[WORK TO BE COMPLETED] Please write out the complete listing that follows, exactly as it reads.

─── SOURCE MATERIAL ───

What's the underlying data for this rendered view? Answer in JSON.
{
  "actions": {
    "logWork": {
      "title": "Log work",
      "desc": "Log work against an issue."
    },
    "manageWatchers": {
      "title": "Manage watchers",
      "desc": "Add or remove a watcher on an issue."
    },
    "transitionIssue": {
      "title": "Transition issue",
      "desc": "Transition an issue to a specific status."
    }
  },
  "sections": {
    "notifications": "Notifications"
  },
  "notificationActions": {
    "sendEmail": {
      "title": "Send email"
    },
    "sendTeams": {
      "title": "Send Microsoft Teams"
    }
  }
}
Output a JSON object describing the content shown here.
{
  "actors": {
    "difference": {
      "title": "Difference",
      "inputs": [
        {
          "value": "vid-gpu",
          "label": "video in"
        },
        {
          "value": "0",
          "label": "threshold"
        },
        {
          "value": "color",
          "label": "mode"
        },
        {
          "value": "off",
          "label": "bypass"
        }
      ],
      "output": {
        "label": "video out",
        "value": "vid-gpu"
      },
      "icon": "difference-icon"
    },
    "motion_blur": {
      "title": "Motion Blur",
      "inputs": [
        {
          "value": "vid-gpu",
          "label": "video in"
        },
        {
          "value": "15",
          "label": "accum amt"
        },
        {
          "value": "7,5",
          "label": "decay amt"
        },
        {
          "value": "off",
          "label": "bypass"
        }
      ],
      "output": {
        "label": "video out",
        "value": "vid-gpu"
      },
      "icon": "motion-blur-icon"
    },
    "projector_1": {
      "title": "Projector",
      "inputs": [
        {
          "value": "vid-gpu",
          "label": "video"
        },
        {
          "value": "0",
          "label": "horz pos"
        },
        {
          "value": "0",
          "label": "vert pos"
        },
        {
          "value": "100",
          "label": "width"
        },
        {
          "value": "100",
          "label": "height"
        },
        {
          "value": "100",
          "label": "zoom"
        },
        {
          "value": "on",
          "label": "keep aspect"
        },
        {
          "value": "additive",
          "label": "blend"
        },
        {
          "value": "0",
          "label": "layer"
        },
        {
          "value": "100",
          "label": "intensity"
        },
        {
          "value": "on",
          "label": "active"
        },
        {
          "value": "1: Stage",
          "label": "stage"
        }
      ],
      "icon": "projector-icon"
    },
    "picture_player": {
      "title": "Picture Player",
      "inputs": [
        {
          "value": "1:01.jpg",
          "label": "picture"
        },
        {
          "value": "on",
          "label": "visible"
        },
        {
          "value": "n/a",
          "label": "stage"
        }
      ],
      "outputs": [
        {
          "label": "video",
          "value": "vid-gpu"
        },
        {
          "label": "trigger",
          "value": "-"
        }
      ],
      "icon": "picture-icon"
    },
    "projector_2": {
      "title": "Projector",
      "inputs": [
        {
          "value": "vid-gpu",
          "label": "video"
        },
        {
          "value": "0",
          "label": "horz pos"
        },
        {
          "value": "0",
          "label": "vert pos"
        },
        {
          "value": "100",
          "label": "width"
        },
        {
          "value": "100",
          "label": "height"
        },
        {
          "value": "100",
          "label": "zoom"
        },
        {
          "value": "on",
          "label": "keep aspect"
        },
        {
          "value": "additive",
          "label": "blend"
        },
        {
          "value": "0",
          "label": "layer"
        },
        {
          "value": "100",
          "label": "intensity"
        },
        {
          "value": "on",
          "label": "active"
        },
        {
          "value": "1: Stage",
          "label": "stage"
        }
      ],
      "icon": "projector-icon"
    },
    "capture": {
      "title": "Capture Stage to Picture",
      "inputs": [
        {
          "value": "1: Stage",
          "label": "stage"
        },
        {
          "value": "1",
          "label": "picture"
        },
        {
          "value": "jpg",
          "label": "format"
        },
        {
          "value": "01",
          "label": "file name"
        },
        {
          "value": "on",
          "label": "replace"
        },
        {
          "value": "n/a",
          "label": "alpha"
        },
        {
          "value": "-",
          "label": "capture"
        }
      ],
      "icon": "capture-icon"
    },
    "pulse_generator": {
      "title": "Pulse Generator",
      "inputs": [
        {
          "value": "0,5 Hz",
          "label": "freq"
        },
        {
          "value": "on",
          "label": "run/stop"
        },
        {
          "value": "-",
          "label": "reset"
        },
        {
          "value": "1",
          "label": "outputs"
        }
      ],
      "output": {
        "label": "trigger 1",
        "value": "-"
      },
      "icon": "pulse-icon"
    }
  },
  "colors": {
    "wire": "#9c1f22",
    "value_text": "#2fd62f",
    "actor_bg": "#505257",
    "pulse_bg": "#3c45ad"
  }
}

───

[OUTPUT OF THE EXERCISE]
What's the underlying data for this rendered view? Answer in JSON.
{
  "actions": {
    "logWork": {
      "title": "Log work",
      "desc": "Log work against an issue."
    },
    "manageWatchers": {
      "title": "Manage watchers",
      "desc": "Add or remove a watcher on an issue."
    },
    "transitionIssue": {
      "title": "Transition issue",
      "desc": "Transition an issue to a specific status."
    }
  },
  "sections": {
    "notifications": "Notifications"
  },
  "notificationActions": {
    "sendEmail": {
      "title": "Send email"
    },
    "sendTeams": {
      "title": "Send Microsoft Teams"
    }
  }
}
Output a JSON object describing the content shown here.
{
  "actors": {
    "difference": {
      "title": "Difference",
      "inputs": [
        {
          "value": "vid-gpu",
          "label": "video in"
        },
        {
          "value": "0",
          "label": "threshold"
        },
        {
          "value": "color",
          "label": "mode"
        },
        {
          "value": "off",
          "label": "bypass"
        }
      ],
      "output": {
        "label": "video out",
        "value": "vid-gpu"
      },
      "icon": "difference-icon"
    },
    "motion_blur": {
      "title": "Motion Blur",
      "inputs": [
        {
          "value": "vid-gpu",
          "label": "video in"
        },
        {
          "value": "15",
          "label": "accum amt"
        },
        {
          "value": "7,5",
          "label": "decay amt"
        },
        {
          "value": "off",
          "label": "bypass"
        }
      ],
      "output": {
        "label": "video out",
        "value": "vid-gpu"
      },
      "icon": "motion-blur-icon"
    },
    "projector_1": {
      "title": "Projector",
      "inputs": [
        {
          "value": "vid-gpu",
          "label": "video"
        },
        {
          "value": "0",
          "label": "horz pos"
        },
        {
          "value": "0",
          "label": "vert pos"
        },
        {
          "value": "100",
          "label": "width"
        },
        {
          "value": "100",
          "label": "height"
        },
        {
          "value": "100",
          "label": "zoom"
        },
        {
          "value": "on",
          "label": "keep aspect"
        },
        {
          "value": "additive",
          "label": "blend"
        },
        {
          "value": "0",
          "label": "layer"
        },
        {
          "value": "100",
          "label": "intensity"
        },
        {
          "value": "on",
          "label": "active"
        },
        {
          "value": "1: Stage",
          "label": "stage"
        }
      ],
      "icon": "projector-icon"
    },
    "picture_player": {
      "title": "Picture Player",
      "inputs": [
        {
          "value": "1:01.jpg",
          "label": "picture"
        },
        {
          "value": "on",
          "label": "visible"
        },
        {
          "value": "n/a",
          "label": "stage"
        }
      ],
      "outputs": [
        {
          "label": "video",
          "value": "vid-gpu"
        },
        {
          "label": "trigger",
          "value": "-"
        }
      ],
      "icon": "picture-icon"
    },
    "projector_2": {
      "title": "Projector",
      "inputs": [
        {
          "value": "vid-gpu",
          "label": "video"
        },
        {
          "value": "0",
          "label": "horz pos"
        },
        {
          "value": "0",
          "label": "vert pos"
        },
        {
          "value": "100",
          "label": "width"
        },
        {
          "value": "100",
          "label": "height"
        },
        {
          "value": "100",
          "label": "zoom"
        },
        {
          "value": "on",
          "label": "keep aspect"
        },
        {
          "value": "additive",
          "label": "blend"
        },
        {
          "value": "0",
          "label": "layer"
        },
        {
          "value": "100",
          "label": "intensity"
        },
        {
          "value": "on",
          "label": "active"
        },
        {
          "value": "1: Stage",
          "label": "stage"
        }
      ],
      "icon": "projector-icon"
    },
    "capture": {
      "title": "Capture Stage to Picture",
      "inputs": [
        {
          "value": "1: Stage",
          "label": "stage"
        },
        {
          "value": "1",
          "label": "picture"
        },
        {
          "value": "jpg",
          "label": "format"
        },
        {
          "value": "01",
          "label": "file name"
        },
        {
          "value": "on",
          "label": "replace"
        },
        {
          "value": "n/a",
          "label": "alpha"
        },
        {
          "value": "-",
          "label": "capture"
        }
      ],
      "icon": "capture-icon"
    },
    "pulse_generator": {
      "title": "Pulse Generator",
      "inputs": [
        {
          "value": "0,5 Hz",
          "label": "freq"
        },
        {
          "value": "on",
          "label": "run/stop"
        },
        {
          "value": "-",
          "label": "reset"
        },
        {
          "value": "1",
          "label": "outputs"
        }
      ],
      "output": {
        "label": "trigger 1",
        "value": "-"
      },
      "icon": "pulse-icon"
    }
  },
  "colors": {
    "wire": "#9c1f22",
    "value_text": "#2fd62f",
    "actor_bg": "#505257",
    "pulse_bg": "#3c45ad"
  }
}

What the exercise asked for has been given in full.